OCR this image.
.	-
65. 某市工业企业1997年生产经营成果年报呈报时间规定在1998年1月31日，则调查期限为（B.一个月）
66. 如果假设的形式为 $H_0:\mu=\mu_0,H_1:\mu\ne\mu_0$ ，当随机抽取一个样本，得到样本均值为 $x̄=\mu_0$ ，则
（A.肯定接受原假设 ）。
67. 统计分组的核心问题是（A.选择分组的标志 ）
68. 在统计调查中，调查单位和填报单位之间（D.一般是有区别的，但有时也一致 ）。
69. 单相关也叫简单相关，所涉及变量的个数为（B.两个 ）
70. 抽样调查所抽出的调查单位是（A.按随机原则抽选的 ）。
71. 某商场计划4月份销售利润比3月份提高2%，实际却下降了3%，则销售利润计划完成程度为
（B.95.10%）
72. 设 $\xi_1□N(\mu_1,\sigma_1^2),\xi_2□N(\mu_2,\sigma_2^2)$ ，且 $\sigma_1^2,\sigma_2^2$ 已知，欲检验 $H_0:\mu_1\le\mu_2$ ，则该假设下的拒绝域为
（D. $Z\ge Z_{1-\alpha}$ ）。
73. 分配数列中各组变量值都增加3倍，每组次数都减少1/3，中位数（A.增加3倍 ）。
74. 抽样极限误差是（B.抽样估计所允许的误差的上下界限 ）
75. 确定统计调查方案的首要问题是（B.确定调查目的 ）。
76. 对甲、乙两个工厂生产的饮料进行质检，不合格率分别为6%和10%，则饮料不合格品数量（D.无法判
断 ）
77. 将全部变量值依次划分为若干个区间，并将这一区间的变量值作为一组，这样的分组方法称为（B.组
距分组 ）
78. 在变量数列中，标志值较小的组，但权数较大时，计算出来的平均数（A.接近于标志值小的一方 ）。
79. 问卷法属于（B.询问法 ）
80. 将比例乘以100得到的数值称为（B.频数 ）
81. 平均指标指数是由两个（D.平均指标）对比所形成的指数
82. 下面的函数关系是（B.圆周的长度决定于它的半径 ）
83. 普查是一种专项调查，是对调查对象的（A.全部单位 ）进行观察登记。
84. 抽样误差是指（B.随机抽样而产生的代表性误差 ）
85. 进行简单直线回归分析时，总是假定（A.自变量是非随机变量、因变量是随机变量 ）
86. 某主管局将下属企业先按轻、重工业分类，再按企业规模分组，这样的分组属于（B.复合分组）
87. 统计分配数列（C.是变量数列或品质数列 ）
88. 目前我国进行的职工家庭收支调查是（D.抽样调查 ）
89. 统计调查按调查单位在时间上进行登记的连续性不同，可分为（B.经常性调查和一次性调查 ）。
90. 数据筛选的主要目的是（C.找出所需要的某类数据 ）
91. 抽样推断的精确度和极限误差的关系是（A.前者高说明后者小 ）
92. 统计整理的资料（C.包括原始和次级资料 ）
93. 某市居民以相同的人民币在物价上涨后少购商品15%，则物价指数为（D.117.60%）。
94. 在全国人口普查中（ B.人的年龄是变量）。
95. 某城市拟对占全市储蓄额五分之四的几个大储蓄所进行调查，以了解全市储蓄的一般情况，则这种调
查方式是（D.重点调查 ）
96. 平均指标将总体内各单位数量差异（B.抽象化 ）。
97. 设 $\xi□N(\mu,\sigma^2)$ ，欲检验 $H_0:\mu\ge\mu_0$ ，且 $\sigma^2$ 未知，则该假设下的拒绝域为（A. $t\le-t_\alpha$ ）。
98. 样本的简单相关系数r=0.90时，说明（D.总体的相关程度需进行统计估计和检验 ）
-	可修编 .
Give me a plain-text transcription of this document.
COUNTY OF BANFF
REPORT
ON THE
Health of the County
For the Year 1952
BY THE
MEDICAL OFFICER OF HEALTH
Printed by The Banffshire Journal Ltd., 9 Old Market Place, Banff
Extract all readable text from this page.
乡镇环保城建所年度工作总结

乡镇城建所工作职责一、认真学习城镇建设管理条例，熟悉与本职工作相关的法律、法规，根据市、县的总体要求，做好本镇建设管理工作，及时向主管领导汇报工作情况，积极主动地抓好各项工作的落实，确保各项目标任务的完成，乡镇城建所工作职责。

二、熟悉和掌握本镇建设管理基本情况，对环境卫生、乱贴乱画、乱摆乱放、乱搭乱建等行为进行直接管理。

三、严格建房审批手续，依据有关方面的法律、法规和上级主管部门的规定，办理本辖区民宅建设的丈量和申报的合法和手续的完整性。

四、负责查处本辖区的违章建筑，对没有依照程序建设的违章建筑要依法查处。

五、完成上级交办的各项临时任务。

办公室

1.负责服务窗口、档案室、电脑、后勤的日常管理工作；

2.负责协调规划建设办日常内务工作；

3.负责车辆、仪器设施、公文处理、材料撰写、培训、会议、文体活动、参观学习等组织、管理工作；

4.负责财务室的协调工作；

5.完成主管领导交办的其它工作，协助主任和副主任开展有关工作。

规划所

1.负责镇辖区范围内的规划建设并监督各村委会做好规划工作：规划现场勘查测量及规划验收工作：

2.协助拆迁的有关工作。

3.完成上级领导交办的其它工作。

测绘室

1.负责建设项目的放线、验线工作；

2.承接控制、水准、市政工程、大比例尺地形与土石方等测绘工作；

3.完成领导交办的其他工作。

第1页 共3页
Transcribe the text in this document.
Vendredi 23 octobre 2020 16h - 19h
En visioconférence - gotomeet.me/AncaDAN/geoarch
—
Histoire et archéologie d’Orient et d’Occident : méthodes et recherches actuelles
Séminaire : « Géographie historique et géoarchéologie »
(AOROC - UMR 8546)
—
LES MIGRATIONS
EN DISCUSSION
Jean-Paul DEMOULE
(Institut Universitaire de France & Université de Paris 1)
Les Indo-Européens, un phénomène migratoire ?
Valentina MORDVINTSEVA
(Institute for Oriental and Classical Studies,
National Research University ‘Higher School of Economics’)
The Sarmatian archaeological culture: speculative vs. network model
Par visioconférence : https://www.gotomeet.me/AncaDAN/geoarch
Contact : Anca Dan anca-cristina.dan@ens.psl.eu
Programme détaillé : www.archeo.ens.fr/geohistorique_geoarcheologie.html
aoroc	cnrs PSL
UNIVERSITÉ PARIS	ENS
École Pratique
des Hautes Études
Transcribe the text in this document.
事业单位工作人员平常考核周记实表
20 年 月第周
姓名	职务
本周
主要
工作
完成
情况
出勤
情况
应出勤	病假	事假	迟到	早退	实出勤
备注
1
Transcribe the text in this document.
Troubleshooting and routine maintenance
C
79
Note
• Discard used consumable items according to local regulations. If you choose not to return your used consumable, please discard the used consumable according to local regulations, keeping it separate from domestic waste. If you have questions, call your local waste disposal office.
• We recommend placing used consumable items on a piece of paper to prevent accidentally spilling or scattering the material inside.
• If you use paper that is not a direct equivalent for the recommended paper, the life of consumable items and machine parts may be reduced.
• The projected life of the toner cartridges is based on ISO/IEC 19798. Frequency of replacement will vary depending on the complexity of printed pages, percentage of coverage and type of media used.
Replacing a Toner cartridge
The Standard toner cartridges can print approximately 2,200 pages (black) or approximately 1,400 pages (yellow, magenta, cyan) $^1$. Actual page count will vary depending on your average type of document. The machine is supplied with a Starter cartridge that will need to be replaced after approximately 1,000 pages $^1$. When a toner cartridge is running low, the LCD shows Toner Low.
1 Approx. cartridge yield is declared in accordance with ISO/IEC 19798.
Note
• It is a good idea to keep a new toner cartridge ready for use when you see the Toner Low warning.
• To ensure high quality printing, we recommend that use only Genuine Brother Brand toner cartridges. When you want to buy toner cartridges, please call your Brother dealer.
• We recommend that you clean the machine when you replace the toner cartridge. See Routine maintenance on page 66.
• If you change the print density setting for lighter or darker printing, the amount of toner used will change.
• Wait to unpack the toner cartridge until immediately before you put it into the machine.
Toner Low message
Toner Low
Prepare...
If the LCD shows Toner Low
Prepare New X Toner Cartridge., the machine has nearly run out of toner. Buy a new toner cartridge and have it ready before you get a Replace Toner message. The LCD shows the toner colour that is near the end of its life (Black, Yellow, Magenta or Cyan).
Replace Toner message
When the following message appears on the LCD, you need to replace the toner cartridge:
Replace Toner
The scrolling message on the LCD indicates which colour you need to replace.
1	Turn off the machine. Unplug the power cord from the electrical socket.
+---+
Only lines with the word "Prepare" should be collected from the material.

Prepare...
Prepare New X Toner Cartridge., the machine has nearly run out of toner. Buy a new toner cartridge and have it ready before you get a Replace Toner message. The LCD shows the toner colour that is near the end of its life (Black, Yellow, Magenta or Cyan).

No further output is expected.